• **EXERCISE**: Take from the listing each line that has the string "this".

— Start of EXERCISE INPUT —

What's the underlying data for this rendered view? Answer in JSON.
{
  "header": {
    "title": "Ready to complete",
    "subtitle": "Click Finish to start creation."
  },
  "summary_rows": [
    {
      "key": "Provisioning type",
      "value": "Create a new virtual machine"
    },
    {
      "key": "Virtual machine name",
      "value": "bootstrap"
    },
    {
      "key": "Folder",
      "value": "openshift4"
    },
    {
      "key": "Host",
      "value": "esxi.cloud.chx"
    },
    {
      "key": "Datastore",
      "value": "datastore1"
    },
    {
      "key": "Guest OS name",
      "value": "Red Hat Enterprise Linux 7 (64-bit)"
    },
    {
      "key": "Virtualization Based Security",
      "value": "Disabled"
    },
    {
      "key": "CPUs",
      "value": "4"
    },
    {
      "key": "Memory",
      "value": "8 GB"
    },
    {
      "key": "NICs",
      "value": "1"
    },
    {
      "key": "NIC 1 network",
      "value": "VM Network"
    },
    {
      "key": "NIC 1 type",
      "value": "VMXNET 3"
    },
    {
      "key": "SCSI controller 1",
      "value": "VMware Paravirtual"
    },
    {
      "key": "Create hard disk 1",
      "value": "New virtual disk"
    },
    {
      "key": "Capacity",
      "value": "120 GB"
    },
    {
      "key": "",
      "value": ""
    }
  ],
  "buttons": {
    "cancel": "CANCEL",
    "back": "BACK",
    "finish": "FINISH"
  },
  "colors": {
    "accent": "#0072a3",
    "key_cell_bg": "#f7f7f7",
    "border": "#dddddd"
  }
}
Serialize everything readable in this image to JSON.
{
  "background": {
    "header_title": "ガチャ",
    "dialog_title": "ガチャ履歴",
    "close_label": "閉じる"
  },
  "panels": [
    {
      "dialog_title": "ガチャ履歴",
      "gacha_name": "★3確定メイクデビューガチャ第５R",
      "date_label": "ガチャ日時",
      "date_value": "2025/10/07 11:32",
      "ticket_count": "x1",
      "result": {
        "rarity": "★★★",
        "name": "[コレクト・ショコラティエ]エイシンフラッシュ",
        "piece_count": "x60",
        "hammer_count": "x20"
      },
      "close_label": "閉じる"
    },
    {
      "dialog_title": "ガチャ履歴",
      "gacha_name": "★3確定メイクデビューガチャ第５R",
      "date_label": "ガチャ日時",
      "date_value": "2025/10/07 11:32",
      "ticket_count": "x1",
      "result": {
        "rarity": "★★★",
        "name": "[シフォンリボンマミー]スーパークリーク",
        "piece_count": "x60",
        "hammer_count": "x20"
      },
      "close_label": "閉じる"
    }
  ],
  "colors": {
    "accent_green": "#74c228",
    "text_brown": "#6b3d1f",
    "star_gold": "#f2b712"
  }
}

— End of EXERCISE INPUT —

• **FULL OUTPUT**:
What's the underlying data for this rendered view? Answer in JSON.
Serialize everything readable in this image to JSON.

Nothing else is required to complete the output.